Source extract:
But hey, there's good and bad with every school!


----------



## trendybendy (Mar 6, 2012)

Oh dear, so do you think your SRS experience will be coming to an end sooner rather than later? I got such a different impression of the school at the interview. 

Can you answer a question for me? When they children break for summer hols, how soon are the teachers released from duties? I'm trying to figure out if I can make Glastonbury the last weekend in June 2013 you see. 

Thanks for your honest post x


----------



## MissS_185 (Feb 23, 2012)

Ok if there's good and bad what's the good!


----------



## Sweptaway (Apr 21, 2012)

The good?
Most of the staff are very nice. Facilities and (some) resources are decent. Dubai is a nice place to be. 

Typically, staff stay on for an extra week after the kids go. We left on the 30th of June last year. Don't bank on getting back for Glastonbury.


----------



## etait81 (Mar 27, 2011)

trendybendy said:


> Oh dear, so do you think your SRS experience will be coming to an end sooner rather than later? I got such a different impression of the school at the interview.
> 
> Can you answer a question for me? When they children break for summer hols, how soon are the teachers released from duties? I'm trying to figure out if I can make Glastonbury the last weekend in June 2013 you see.
> 
> Thanks for your honest post x


The MoE announced last week that holidays would be unified across all school. Still not 100% that it is happening as some schools have already had their calenders appoved, but if that's the case you won't make Glasto.

gulfnews : Parents, private schools in the dark over unified academic breaks

Sorry


----------



## smeigag (Apr 23, 2012)

*srs*

Hi All,
I am a new teacher starting september 2012 at srs school (secondary science) and the message above about the new accomodation in midrif, the lack management supprt and the children related to the owner has got me concerned. I was told this was a good school with good package???

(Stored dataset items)
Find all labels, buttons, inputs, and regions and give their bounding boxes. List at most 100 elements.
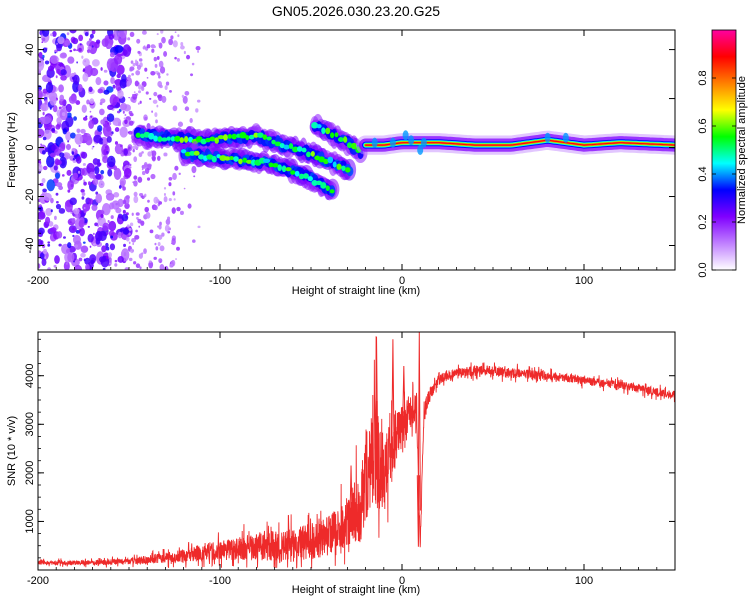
- noise-blob: [133, 195, 139, 204]
- noise-blob: [117, 256, 124, 263]
- noise-blob: [163, 186, 167, 190]
- noise-blob: [69, 30, 77, 34]
- noise-blob: [127, 37, 131, 41]
- noise-blob: [168, 176, 173, 181]
- noise-blob: [153, 256, 157, 260]
- noise-blob: [98, 180, 105, 189]
- noise-blob: [136, 38, 141, 44]
- noise-blob: [168, 198, 172, 202]
- noise-blob: [55, 203, 62, 210]
- noise-blob: [67, 180, 75, 191]
- noise-blob: [46, 155, 55, 168]
- noise-blob: [164, 224, 170, 232]
- noise-blob: [74, 248, 76, 251]
- noise-blob: [159, 245, 165, 252]
- noise-blob: [133, 261, 137, 265]
- noise-blob: [95, 173, 102, 180]
- noise-blob: [78, 144, 81, 148]
- noise-blob: [66, 169, 72, 176]
- noise-blob: [114, 45, 124, 53]
- noise-blob: [66, 112, 72, 118]
- noise-blob: [135, 212, 140, 216]
- noise-blob: [98, 209, 105, 216]
- noise-blob: [138, 84, 142, 90]
- noise-blob: [136, 64, 142, 71]
- noise-blob: [58, 208, 66, 214]
- noise-blob: [139, 100, 142, 104]
- noise-blob: [100, 119, 106, 125]
- track-peak: [262, 134, 268, 140]
- noise-blob: [41, 37, 46, 42]
- spectrogram-y-axis-label: Frequency (Hz): [6, 112, 18, 188]
- snr-spike: [374, 336, 379, 449]
- noise-blob: [73, 208, 80, 215]
- noise-blob: [66, 32, 70, 36]
- track-peak: [323, 158, 329, 165]
- noise-blob: [80, 188, 85, 193]
- noise-blob: [54, 51, 57, 54]
- noise-blob: [83, 179, 86, 183]
- track-peak: [334, 132, 339, 138]
- noise-blob: [66, 263, 68, 265]
- noise-blob: [47, 241, 51, 244]
- track-peak: [341, 165, 346, 171]
- noise-blob: [100, 98, 106, 104]
- noise-blob: [67, 252, 75, 263]
- noise-blob: [100, 169, 105, 175]
- noise-blob: [44, 60, 50, 65]
- noise-blob: [61, 174, 65, 177]
- noise-blob: [148, 260, 154, 269]
- noise-blob: [76, 61, 78, 64]
- colorbar-tick-label: 0.0: [697, 262, 709, 277]
- noise-blob: [50, 55, 59, 64]
- track-peak: [296, 146, 303, 152]
- noise-blob: [38, 51, 43, 59]
- noise-blob: [123, 252, 127, 257]
- noise-blob: [134, 234, 140, 240]
- noise-blob: [42, 165, 48, 171]
- noise-blob: [61, 104, 67, 110]
- noise-blob: [59, 94, 65, 102]
- noise-blob: [153, 45, 157, 49]
- noise-blob: [81, 191, 86, 196]
- noise-blob: [123, 117, 127, 120]
- noise-blob: [141, 86, 145, 92]
- noise-blob: [78, 219, 85, 228]
- noise-blob: [116, 110, 121, 114]
- noise-blob: [195, 108, 199, 113]
- noise-blob: [153, 56, 157, 62]
- noise-blob: [64, 40, 71, 46]
- snr-frame: [37, 331, 676, 571]
- noise-blob: [126, 80, 131, 87]
- snr-y-tick-label: 2000: [24, 461, 36, 485]
- track-peak: [332, 161, 337, 168]
- noise-blob: [105, 255, 109, 259]
- noise-blob: [120, 103, 126, 111]
- noise-blob: [38, 211, 46, 220]
- track-peak: [170, 136, 176, 142]
- noise-blob: [91, 59, 100, 67]
- noise-blob: [140, 195, 143, 198]
- noise-blob: [97, 88, 104, 94]
- track-glitch: [389, 137, 396, 148]
- noise-blob: [82, 162, 86, 166]
- noise-blob: [163, 265, 169, 270]
- noise-blob: [168, 182, 172, 187]
- noise-blob: [123, 148, 129, 156]
- noise-blob: [103, 149, 108, 155]
- colorbar-gradient: [711, 29, 737, 271]
- colorbar-tick-label: 0.6: [697, 118, 709, 133]
- noise-blob: [55, 75, 58, 79]
- noise-blob: [108, 230, 115, 237]
- noise-blob: [129, 222, 134, 227]
- noise-blob: [137, 176, 143, 183]
- noise-blob: [132, 145, 137, 150]
- noise-blob: [71, 76, 75, 80]
- noise-blob: [184, 106, 190, 111]
- noise-blob: [42, 136, 47, 141]
- noise-blob: [193, 175, 196, 178]
- noise-blob: [147, 151, 153, 157]
- noise-blob: [144, 67, 148, 72]
- noise-blob: [154, 234, 160, 240]
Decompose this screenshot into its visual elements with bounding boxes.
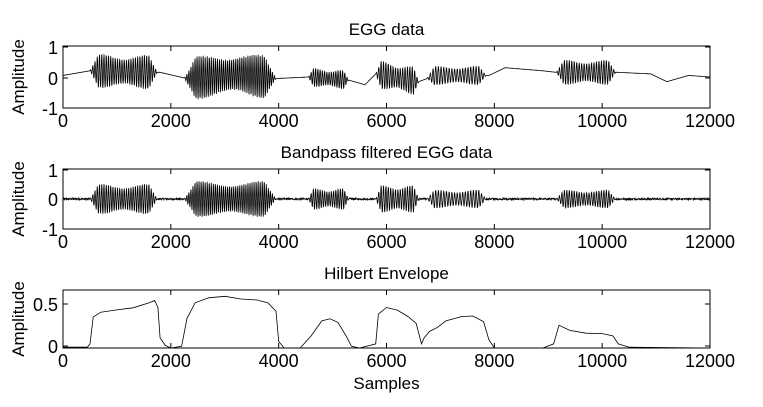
y-tick-label: -1: [42, 220, 58, 240]
subplot-3: Hilbert Envelope 0 2000 4000 6000 8000 10000 12…: [9, 264, 735, 393]
x-tick-label: 0: [58, 351, 68, 371]
subplot-title: EGG data: [349, 20, 425, 39]
y-tick-label: 0.5: [33, 295, 58, 315]
x-tick-label: 6000: [366, 232, 406, 252]
y-tick-label: 0: [48, 69, 58, 89]
y-tick-label: -1: [42, 99, 58, 119]
x-tick-label: 0: [58, 232, 68, 252]
series-line: [63, 295, 711, 349]
series-line: [62, 180, 711, 218]
x-tick-label: 0: [58, 111, 68, 131]
y-tick-label: 1: [48, 38, 58, 58]
x-tick-label: 2000: [151, 351, 191, 371]
x-tick-label: 6000: [366, 111, 406, 131]
y-tick-label: 1: [48, 161, 58, 181]
x-tick-label: 2000: [151, 232, 191, 252]
x-tick-label: 12000: [685, 111, 735, 131]
x-tick-label: 4000: [259, 111, 299, 131]
x-tick-label: 6000: [366, 351, 406, 371]
x-tick-label: 10000: [577, 232, 627, 252]
y-axis-label: Amplitude: [9, 281, 28, 357]
x-tick-label: 8000: [474, 111, 514, 131]
subplot-title: Bandpass filtered EGG data: [281, 143, 493, 162]
x-tick-label: 8000: [474, 232, 514, 252]
series-line: [63, 54, 710, 100]
x-tick-label: 2000: [151, 111, 191, 131]
subplot-title: Hilbert Envelope: [324, 264, 449, 283]
x-tick-label: 12000: [685, 232, 735, 252]
y-axis-label: Amplitude: [9, 161, 28, 237]
subplot-2: Bandpass filtered EGG data 0 2000 4000 6000 8…: [9, 143, 735, 252]
y-tick-label: 0: [48, 190, 58, 210]
x-tick-label: 4000: [259, 351, 299, 371]
x-tick-label: 10000: [577, 351, 627, 371]
x-axis-label: Samples: [353, 374, 419, 393]
x-tick-label: 12000: [685, 351, 735, 371]
y-tick-label: 0: [48, 337, 58, 357]
y-axis-label: Amplitude: [9, 39, 28, 115]
x-tick-label: 4000: [259, 232, 299, 252]
axes-box: [62, 289, 711, 349]
x-tick-label: 10000: [577, 111, 627, 131]
x-tick-label: 8000: [474, 351, 514, 371]
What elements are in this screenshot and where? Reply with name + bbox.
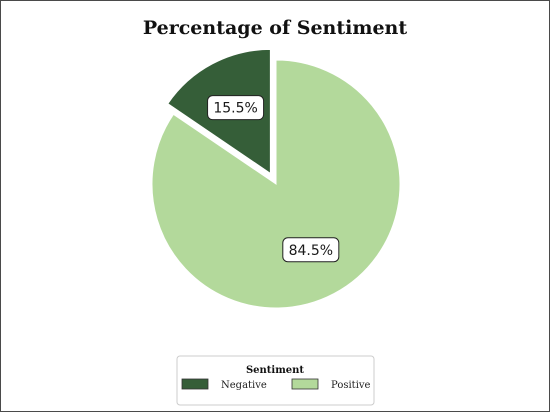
pie-slices bbox=[151, 48, 401, 309]
legend-title: Sentiment bbox=[246, 365, 304, 376]
svg-text:84.5%: 84.5% bbox=[289, 243, 333, 259]
legend-swatch-positive bbox=[291, 378, 319, 390]
value-label-positive: 84.5% bbox=[282, 237, 340, 263]
legend: Sentiment Negative Positive bbox=[176, 355, 375, 406]
legend-swatch-negative bbox=[181, 378, 209, 390]
legend-label-negative: Negative bbox=[221, 380, 267, 391]
svg-text:15.5%: 15.5% bbox=[213, 101, 257, 117]
value-label-negative: 15.5% bbox=[207, 95, 265, 121]
legend-label-positive: Positive bbox=[331, 380, 371, 391]
legend-box bbox=[176, 355, 375, 406]
chart-title: Percentage of Sentiment bbox=[143, 17, 408, 39]
pie-value-labels: 15.5% 84.5% bbox=[207, 95, 340, 263]
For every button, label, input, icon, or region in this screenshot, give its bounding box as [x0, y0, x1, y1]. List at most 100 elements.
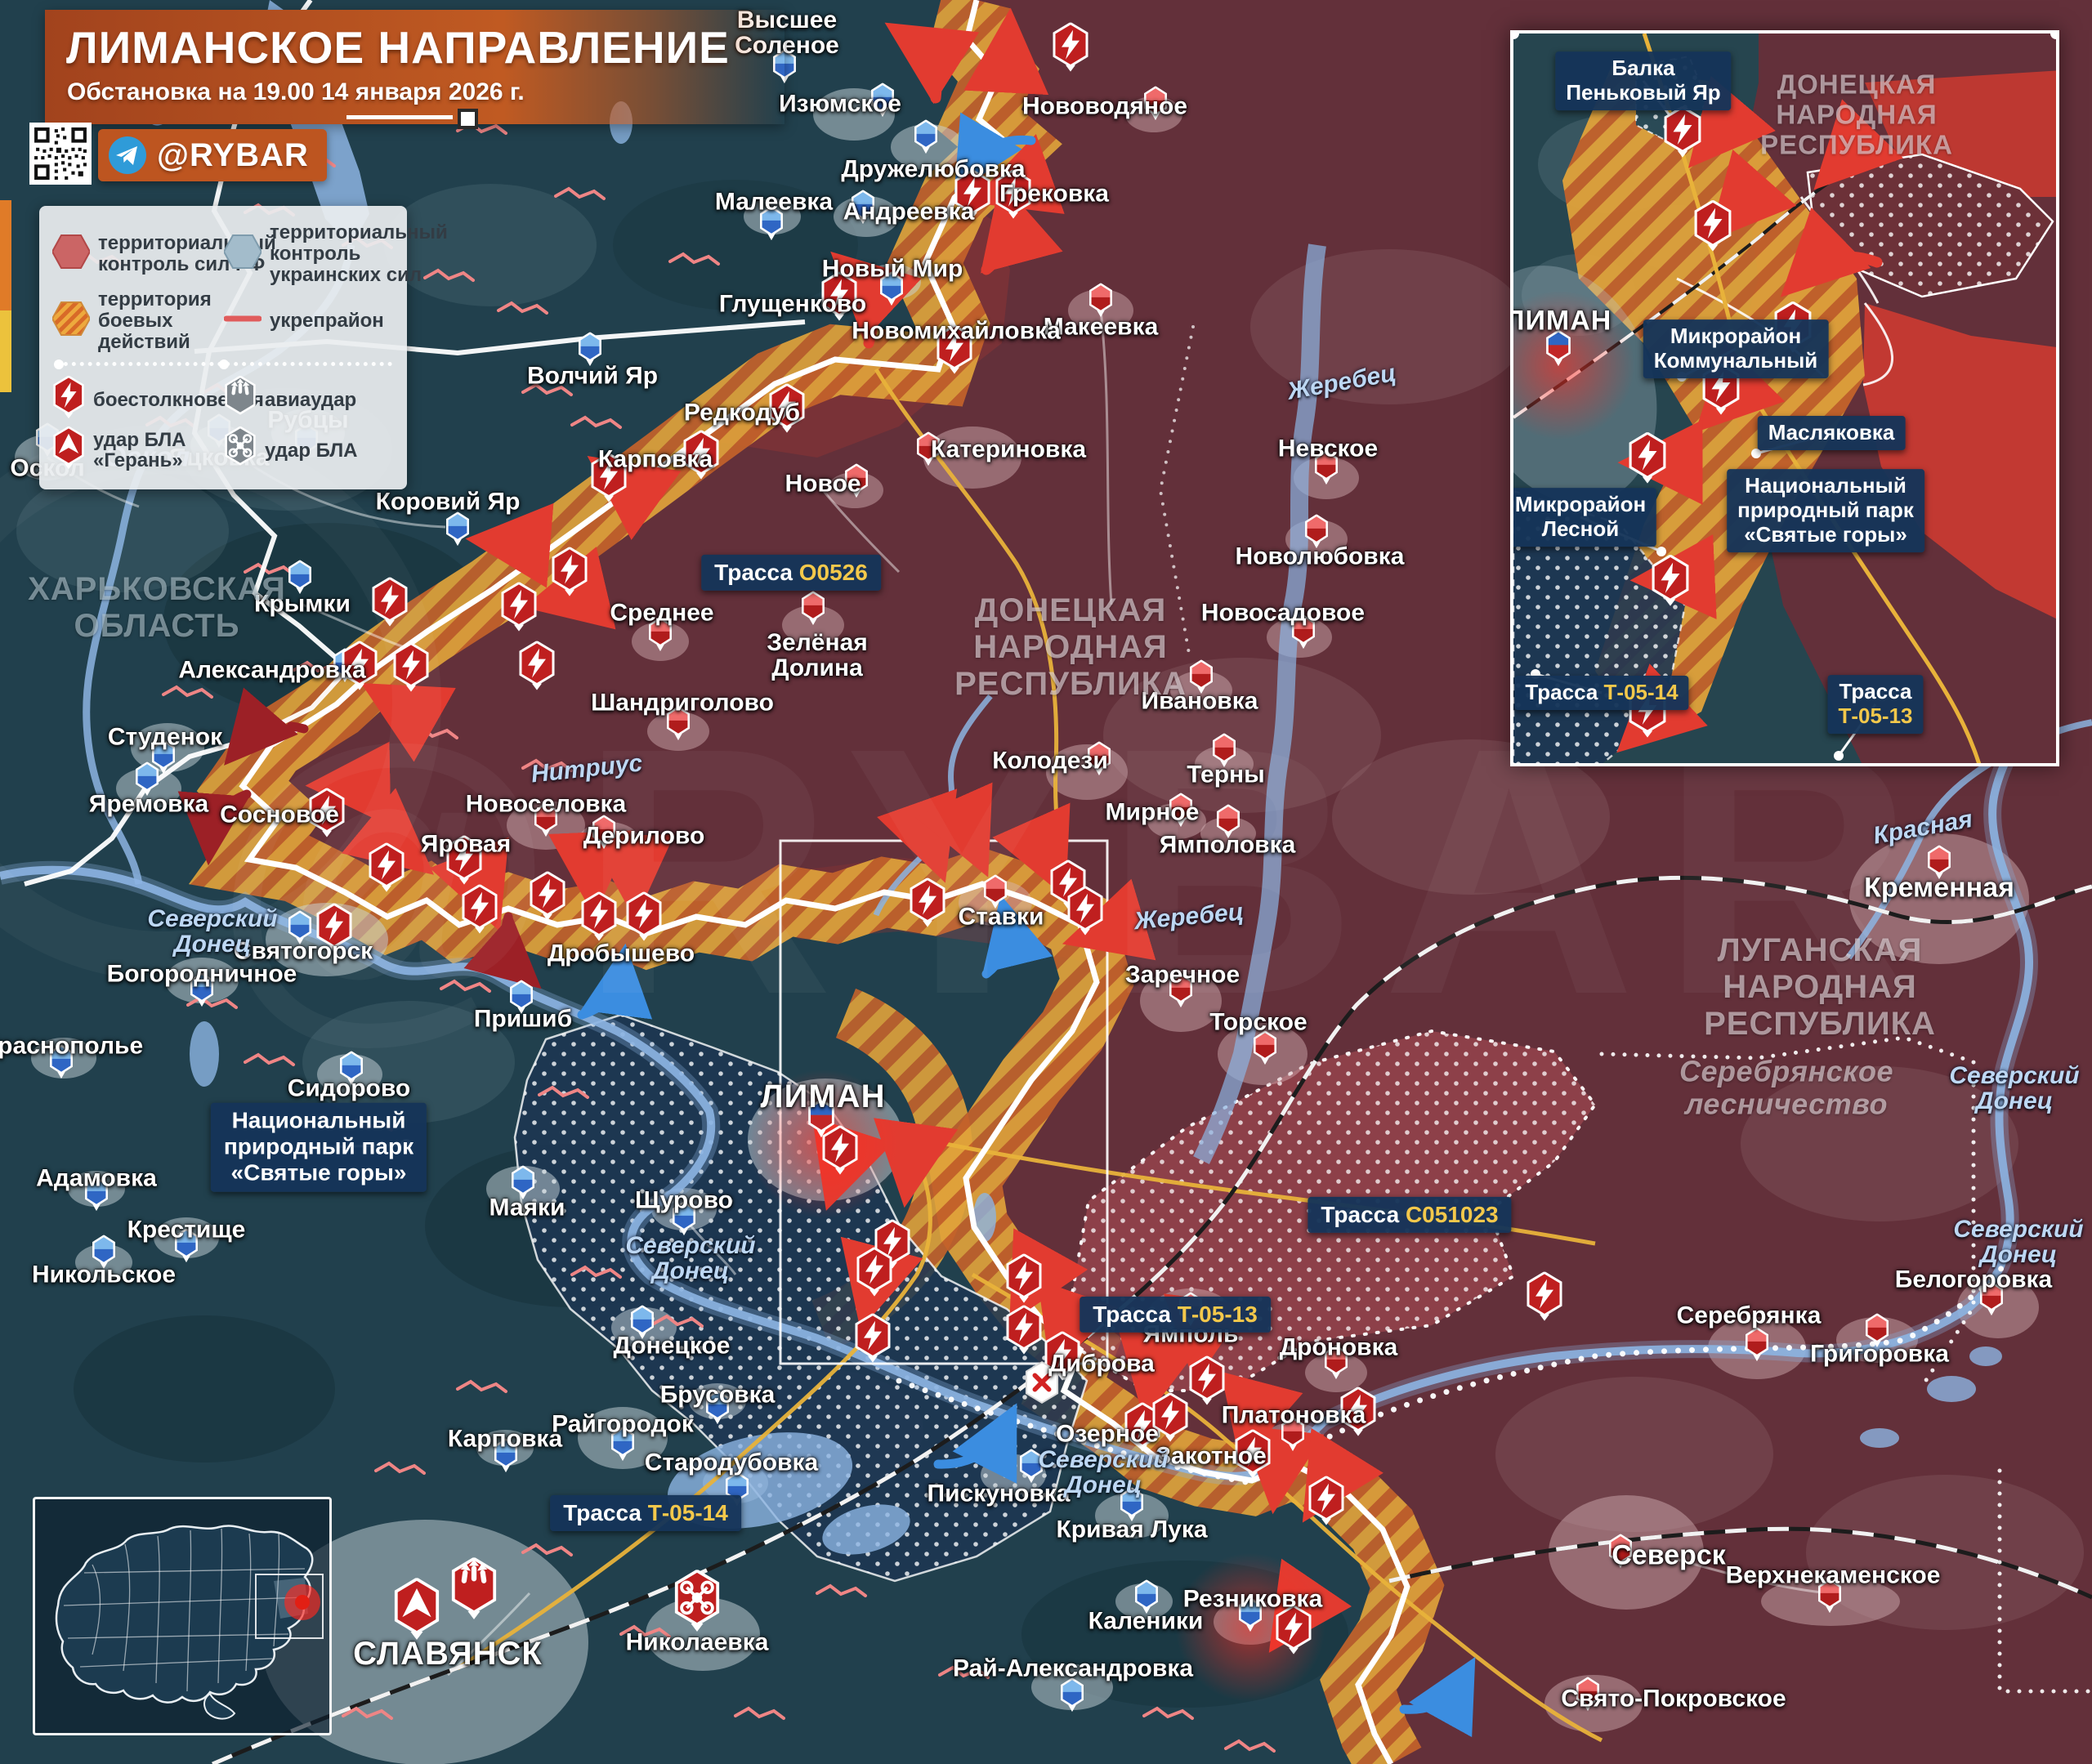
town-label: Нововодяное — [1021, 92, 1188, 120]
legend-item-label: укрепрайон — [270, 309, 384, 332]
clash-icon — [682, 429, 720, 480]
road-label: Трасса Т-05-13 — [1827, 675, 1924, 734]
legend-row: удар БЛА «Герань» удар БЛА — [52, 426, 396, 474]
map-legend: территориальный контроль сил РФ территори… — [39, 206, 448, 489]
town-label: Новосадовое — [1200, 599, 1366, 627]
inset-corner-dot — [1513, 33, 1519, 39]
map-subtitle: Обстановка на 19.00 14 января 2026 г. — [67, 78, 525, 105]
town-label: Коровий Яр — [375, 488, 521, 516]
clash-icon — [1005, 1304, 1043, 1355]
town-label: Резниковка — [1182, 1585, 1323, 1613]
clash-icon — [315, 902, 353, 953]
river-label: Северский Донец — [625, 1231, 756, 1284]
town-label: Никольское — [31, 1261, 177, 1288]
town-label: Донецкое — [613, 1332, 731, 1360]
town-pin-ru — [801, 591, 825, 627]
town-pin-ru — [1608, 1534, 1633, 1570]
callout-box: Микрорайон Лесной — [1513, 488, 1657, 547]
callout-box: Микрорайон Коммунальный — [1643, 319, 1829, 378]
town-label: Кременная — [1864, 872, 2014, 904]
region-label: ДОНЕЦКАЯ НАРОДНАЯ РЕСПУБЛИКА — [954, 592, 1187, 702]
hex-rf-icon — [51, 234, 92, 274]
town-label: Шандриголово — [591, 689, 774, 717]
town-label: Новый Мир — [821, 255, 963, 283]
town-pin-ua — [49, 1044, 74, 1081]
town-label: Дробышево — [547, 940, 695, 967]
town-pin-split — [1545, 329, 1571, 368]
legend-item: территория боевых действий — [51, 288, 224, 353]
town-label: Крестище — [127, 1216, 246, 1244]
region-label: ХАРЬКОВСКАЯ ОБЛАСТЬ — [28, 571, 286, 644]
clash-icon — [1663, 105, 1702, 159]
town-pin-ru — [1291, 614, 1316, 651]
town-label: Свято-Покровское — [1561, 1685, 1786, 1713]
avia-icon — [224, 375, 257, 423]
legend-item: удар БЛА «Герань» — [52, 426, 224, 474]
legend-item-label: территориальный контроль украинских сил — [270, 221, 448, 286]
river-label: Северский Донец — [147, 904, 278, 958]
town-pin-ru — [1865, 1313, 1889, 1350]
minimap-focus-rect — [255, 1574, 324, 1639]
town-label: Студенок — [107, 723, 223, 751]
legend-item: удар БЛА — [224, 426, 396, 474]
clash-icon — [1275, 1604, 1312, 1655]
town-label: Богородничное — [106, 960, 297, 988]
town-pin-ru — [648, 617, 673, 654]
callout-box: Масляковка — [1757, 416, 1906, 450]
town-pin-ua — [705, 1390, 730, 1427]
town-label: Брусовка — [659, 1381, 776, 1409]
town-label: Николаевка — [625, 1628, 769, 1656]
clash-icon — [1628, 431, 1667, 485]
town-label: Григоровка — [1810, 1340, 1949, 1368]
town-pin-ru — [1745, 1327, 1769, 1364]
strike-glow — [1513, 288, 1638, 443]
town-label: ЛИМАН — [760, 1078, 886, 1115]
town-pin-ua — [1019, 1449, 1044, 1485]
clash-icon — [551, 546, 588, 597]
clash-icon — [1651, 554, 1690, 607]
town-label: Малеевка — [714, 188, 834, 216]
title-decor-line — [346, 115, 453, 119]
clash-icon — [1052, 21, 1089, 73]
clash-icon — [1526, 1271, 1563, 1322]
town-label: Пискуновка — [927, 1480, 1071, 1507]
road-label: Трасса С051023 — [1308, 1196, 1512, 1234]
minimap-hotspot — [295, 1595, 310, 1610]
town-label: Кривая Лука — [1056, 1516, 1208, 1543]
telegram-icon — [108, 136, 147, 175]
town-label: Ивановка — [1141, 687, 1258, 715]
town-label: Изюмское — [779, 90, 901, 118]
clash-icon — [461, 883, 498, 935]
title-block: ЛИМАНСКОЕ НАПРАВЛЕНИЕ Обстановка на 19.0… — [45, 10, 784, 124]
callout-box: Национальный природный парк «Святые горы… — [210, 1102, 427, 1192]
channel-name: @RYBAR — [157, 136, 309, 173]
town-label: Серебрянка — [1676, 1302, 1822, 1329]
town-label: Катериновка — [930, 435, 1087, 463]
town-label: Ставки — [958, 903, 1044, 931]
town-pin-ru — [916, 431, 941, 468]
town-label: СЛАВЯНСК — [353, 1636, 543, 1672]
town-label: Верхнекаменское — [1725, 1561, 1941, 1589]
town-pin-ua — [288, 560, 312, 596]
town-pin-ua — [288, 910, 312, 947]
road-label: Трасса Т-05-14 — [550, 1494, 741, 1532]
town-pin-ua — [494, 1438, 518, 1475]
advance-arrow — [830, 251, 922, 349]
line-ukrep-icon — [223, 301, 262, 341]
town-pin-ua — [610, 1427, 635, 1463]
legend-row: территория боевых действий укрепрайон — [51, 288, 396, 353]
town-label: Ямполовка — [1159, 831, 1296, 859]
town-pin-ua — [672, 1201, 696, 1238]
town-label: Зелёная Долина — [767, 628, 868, 681]
town-pin-ru — [1253, 1030, 1277, 1067]
town-label: Каленики — [1088, 1607, 1204, 1635]
crimea-outline — [203, 1692, 236, 1720]
town-pin-ua — [92, 1235, 116, 1271]
town-pin-ru — [1817, 1579, 1842, 1615]
town-pin-ru — [534, 802, 558, 839]
legend-separator — [54, 359, 392, 370]
legend-row: боестолкновения авиаудар — [52, 375, 396, 423]
town-label: Терны — [1187, 761, 1265, 788]
advance-arrow — [981, 895, 1053, 979]
town-pin-ua — [84, 1177, 109, 1213]
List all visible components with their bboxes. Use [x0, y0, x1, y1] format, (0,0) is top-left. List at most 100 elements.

Instruction:
Return, without alteration, the part of the forum thread that opens with the words containing "The MoE announced" and closes with "(Apr 23, 2012)".

Response to this task:
The MoE announced last week that holidays would be unified across all school. Still not 100% that it is happening as some schools have already had their calenders appoved, but if that's the case you won't make Glasto.

gulfnews : Parents, private schools in the dark over unified academic breaks

Sorry


----------



## smeigag (Apr 23, 2012)